__LIST OF TASKS__.
1. Write out the records exactly as they appear, from their first line through the line containing "220, 491, 235]", with both ends included.
2. Continue the patch on throttling CFS runqueues from the point where it stops.

__TEXT BLOCK__.
In account_cfs_rq_runtime() (via update_curr()) we track consumption versus a
cfs_rqs locally assigned runtime and whether there is global runtime available 
to provide a refill when it runs out.

In the case that there is no runtime remaining it's necessary to throttle so
that execution ceases until the susbequent period.  While it is at this
boundary that we detect (and signal for, via reshed_task) that a throttle is
required, the actual operation is deferred until put_prev_entity().

At this point the cfs_rq is marked as throttled and not re-enqueued, this
avoids potential interactions with throttled runqueues in the event that we
are not immediately able to evict the running task.

Signed-off-by: Paul Turner <pjt@google.com>
Signed-off-by: Nikhil Rao <ncrao@google.com>
Signed-off-by: Bharata B Rao <bharata@linux.vnet.ibm.com>
---
 kernel/sched.c      |    7 ++
 kernel/sched_fair.c |  131 ++++++++++++++++++++++++++++++++++++++++++++++++++--
 2 files changed, 133 insertions(+), 5 deletions(-)

Index: tip/kernel/sched_fair.c
===================================================================
--- tip.orig/kernel/sched_fair.c
+++ tip/kernel/sched_fair.c
@@ -985,6 +985,8 @@ place_entity(struct cfs_rq *cfs_rq, stru
 	se->vruntime = vruntime;
 }
 
+static void check_enqueue_throttle(struct cfs_rq *cfs_rq);
+
 static void
 enqueue_entity(struct cfs_rq *cfs_rq, struct sched_entity *se, int flags)
 {
@@ -1014,8 +1016,10 @@ enqueue_entity(struct cfs_rq *cfs_rq, st
 		__enqueue_entity(cfs_rq, se);
 	se->on_rq = 1;
 
-	if (cfs_rq->nr_running == 1)
+	if (cfs_rq->nr_running == 1) {
 		list_add_leaf_cfs_rq(cfs_rq);
+		check_enqueue_throttle(cfs_rq);
+	}
 
 	start_cfs_bandwidth(cfs_rq);
 }
@@ -1221,6 +1225,8 @@ static struct sched_entity *pick_next_en
 	return se;
 }
 
+static void check_cfs_rq_runtime(struct cfs_rq *cfs_rq);
+
 static void put_prev_entity(struct cfs_rq *cfs_rq, struct sched_entity *prev)

__RECORDS__.
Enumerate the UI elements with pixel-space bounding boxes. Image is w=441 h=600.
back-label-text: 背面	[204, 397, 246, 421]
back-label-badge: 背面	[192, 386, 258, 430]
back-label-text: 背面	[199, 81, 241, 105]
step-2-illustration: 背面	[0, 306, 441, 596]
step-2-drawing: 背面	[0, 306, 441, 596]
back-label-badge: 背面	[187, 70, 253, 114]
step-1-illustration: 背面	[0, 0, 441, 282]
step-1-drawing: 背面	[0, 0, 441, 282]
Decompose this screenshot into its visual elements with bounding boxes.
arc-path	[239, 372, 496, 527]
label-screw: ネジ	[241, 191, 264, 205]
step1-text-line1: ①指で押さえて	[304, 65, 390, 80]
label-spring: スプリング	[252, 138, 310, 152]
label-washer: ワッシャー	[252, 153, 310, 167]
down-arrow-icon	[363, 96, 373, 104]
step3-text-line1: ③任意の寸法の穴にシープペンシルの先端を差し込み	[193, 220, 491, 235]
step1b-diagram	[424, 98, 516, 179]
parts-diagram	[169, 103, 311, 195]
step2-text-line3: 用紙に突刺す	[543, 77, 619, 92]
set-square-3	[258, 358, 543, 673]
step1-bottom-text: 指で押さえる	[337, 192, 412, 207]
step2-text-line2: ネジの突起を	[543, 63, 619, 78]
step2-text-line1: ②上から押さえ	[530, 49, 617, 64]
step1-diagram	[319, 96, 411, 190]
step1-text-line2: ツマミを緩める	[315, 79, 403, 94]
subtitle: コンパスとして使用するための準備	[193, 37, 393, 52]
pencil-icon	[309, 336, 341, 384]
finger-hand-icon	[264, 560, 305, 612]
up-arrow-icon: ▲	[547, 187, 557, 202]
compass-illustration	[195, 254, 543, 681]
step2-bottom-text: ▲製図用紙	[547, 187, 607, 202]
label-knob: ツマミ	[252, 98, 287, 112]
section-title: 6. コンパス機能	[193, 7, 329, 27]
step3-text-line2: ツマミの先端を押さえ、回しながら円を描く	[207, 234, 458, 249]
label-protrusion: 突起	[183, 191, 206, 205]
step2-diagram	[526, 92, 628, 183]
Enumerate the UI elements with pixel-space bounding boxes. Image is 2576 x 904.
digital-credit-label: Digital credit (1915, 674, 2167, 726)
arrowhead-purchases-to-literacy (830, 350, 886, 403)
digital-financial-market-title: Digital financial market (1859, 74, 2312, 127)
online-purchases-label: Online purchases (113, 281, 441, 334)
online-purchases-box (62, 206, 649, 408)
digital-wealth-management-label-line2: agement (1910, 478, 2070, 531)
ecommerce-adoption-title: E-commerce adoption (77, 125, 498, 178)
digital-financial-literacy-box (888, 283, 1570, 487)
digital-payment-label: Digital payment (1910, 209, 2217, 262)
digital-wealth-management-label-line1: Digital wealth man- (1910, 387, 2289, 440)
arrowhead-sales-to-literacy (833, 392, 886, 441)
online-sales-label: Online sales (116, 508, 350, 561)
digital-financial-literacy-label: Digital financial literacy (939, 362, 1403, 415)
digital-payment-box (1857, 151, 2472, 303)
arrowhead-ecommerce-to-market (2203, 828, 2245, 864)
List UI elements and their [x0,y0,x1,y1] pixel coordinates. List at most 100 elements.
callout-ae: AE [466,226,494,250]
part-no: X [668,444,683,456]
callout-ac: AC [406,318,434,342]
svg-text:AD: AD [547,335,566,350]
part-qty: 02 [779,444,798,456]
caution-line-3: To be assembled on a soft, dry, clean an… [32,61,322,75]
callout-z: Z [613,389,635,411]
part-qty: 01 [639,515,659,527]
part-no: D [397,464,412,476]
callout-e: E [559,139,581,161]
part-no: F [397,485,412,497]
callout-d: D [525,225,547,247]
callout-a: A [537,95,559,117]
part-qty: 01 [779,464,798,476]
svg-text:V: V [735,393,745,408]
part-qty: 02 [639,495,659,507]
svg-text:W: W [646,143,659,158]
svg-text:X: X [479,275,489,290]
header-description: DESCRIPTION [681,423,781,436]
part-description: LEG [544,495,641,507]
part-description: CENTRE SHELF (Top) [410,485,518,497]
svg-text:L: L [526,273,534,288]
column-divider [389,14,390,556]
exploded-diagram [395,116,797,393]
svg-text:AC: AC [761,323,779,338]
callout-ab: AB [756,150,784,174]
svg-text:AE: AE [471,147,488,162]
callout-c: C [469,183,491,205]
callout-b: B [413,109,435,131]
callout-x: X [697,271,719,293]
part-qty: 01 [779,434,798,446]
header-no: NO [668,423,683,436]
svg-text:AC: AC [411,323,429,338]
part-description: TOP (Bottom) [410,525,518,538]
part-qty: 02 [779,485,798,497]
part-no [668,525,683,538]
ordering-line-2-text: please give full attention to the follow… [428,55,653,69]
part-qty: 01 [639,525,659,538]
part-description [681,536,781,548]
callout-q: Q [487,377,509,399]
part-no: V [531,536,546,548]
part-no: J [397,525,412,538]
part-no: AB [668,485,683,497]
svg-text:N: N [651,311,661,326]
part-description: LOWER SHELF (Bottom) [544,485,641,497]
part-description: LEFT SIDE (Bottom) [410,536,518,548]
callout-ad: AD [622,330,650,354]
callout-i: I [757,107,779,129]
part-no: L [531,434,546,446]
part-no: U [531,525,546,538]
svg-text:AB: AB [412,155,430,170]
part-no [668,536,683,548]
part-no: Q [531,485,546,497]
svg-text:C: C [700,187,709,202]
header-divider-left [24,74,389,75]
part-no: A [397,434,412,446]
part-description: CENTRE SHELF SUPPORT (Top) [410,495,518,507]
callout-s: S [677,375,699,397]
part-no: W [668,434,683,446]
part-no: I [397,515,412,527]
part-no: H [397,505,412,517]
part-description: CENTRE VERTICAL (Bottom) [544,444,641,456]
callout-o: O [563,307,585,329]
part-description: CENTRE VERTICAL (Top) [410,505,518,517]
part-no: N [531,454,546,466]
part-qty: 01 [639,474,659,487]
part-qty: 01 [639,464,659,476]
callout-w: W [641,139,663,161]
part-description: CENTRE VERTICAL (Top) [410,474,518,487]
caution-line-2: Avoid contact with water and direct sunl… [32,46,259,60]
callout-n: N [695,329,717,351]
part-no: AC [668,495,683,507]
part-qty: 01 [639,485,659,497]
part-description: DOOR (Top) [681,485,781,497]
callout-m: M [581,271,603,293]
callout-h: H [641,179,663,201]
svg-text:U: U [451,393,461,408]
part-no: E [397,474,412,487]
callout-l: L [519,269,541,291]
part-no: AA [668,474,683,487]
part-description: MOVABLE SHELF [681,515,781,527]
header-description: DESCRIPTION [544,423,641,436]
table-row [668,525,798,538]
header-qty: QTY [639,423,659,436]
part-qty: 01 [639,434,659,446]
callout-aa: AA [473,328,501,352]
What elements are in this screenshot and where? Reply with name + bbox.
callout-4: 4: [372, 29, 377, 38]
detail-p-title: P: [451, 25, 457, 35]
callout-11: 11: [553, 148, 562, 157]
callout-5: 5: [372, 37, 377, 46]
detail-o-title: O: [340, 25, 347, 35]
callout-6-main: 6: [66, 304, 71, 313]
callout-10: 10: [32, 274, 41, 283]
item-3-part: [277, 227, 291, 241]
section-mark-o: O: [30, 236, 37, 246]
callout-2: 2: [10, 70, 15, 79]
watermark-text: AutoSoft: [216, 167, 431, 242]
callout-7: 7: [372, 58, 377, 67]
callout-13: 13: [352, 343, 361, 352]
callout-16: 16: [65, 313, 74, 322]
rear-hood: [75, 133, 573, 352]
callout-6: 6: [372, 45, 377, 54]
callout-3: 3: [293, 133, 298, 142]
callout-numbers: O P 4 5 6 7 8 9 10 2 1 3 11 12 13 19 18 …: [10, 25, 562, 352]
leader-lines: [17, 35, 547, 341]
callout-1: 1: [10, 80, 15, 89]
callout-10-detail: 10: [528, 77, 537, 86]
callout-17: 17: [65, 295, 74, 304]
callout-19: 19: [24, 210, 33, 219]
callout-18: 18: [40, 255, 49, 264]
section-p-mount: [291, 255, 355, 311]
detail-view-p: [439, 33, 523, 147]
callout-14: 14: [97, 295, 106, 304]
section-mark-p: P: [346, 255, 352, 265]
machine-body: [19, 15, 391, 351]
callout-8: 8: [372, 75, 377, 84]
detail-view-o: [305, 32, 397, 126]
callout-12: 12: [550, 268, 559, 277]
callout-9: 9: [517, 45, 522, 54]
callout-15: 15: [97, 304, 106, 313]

__ANSWERS GIVEN__.
1.
Enumerate the UI elements with pixel-space bounding boxes. Image is w=441 h=600.
back-label-text: 背面	[204, 397, 246, 421]
back-label-badge: 背面	[192, 386, 258, 430]
back-label-text: 背面	[199, 81, 241, 105]
step-2-illustration: 背面	[0, 306, 441, 596]
step-2-drawing: 背面	[0, 306, 441, 596]
back-label-badge: 背面	[187, 70, 253, 114]
step-1-illustration: 背面	[0, 0, 441, 282]
step-1-drawing: 背面	[0, 0, 441, 282]
Decompose this screenshot into its visual elements with bounding boxes.
arc-path	[239, 372, 496, 527]
label-screw: ネジ	[241, 191, 264, 205]
step1-text-line1: ①指で押さえて	[304, 65, 390, 80]
label-spring: スプリング	[252, 138, 310, 152]
label-washer: ワッシャー	[252, 153, 310, 167]
down-arrow-icon	[363, 96, 373, 104]
step3-text-line1: ③任意の寸法の穴にシープペンシルの先端を差し込み	[193, 220, 491, 235]

2.
 {
 	/*
@@ -1230,6 +1236,9 @@ static void put_prev_entity(struct cfs_r
 	if (prev->on_rq)
 		update_curr(cfs_rq);
 
+	/* throttle cfs_rqs exceeding runtime */
+	check_cfs_rq_runtime(cfs_rq);
+
 	check_spread(cfs_rq, prev);
 	if (prev->on_rq) {
 		update_stats_wait_start(cfs_rq, prev);
@@ -1295,7 +1304,7 @@ static inline u64 sched_cfs_bandwidth_sl
 	return (u64)sysctl_sched_cfs_bandwidth_slice * NSEC_PER_USEC;
 }
 
-static void assign_cfs_rq_runtime(struct cfs_rq *cfs_rq)
+static int assign_cfs_rq_runtime(struct cfs_rq *cfs_rq)
 {
 	struct task_group *tg = cfs_rq->tg;
 	struct cfs_bandwidth *cfs_b = tg_cfs_bandwidth(tg);
@@ -1317,6 +1326,8 @@ static void assign_cfs_rq_runtime(struct
 
 	cfs_rq->runtime_remaining += amount;
 	cfs_rq->runtime_expires = max(cfs_rq->runtime_expires, expires);
+
+	return cfs_rq->runtime_remaining > 0;
 }
 
 static void expire_cfs_rq_runtime(struct cfs_rq *cfs_rq)
@@ -1359,7 +1370,90 @@ static void account_cfs_rq_runtime(struc
 	if (cfs_rq->runtime_remaining > 0)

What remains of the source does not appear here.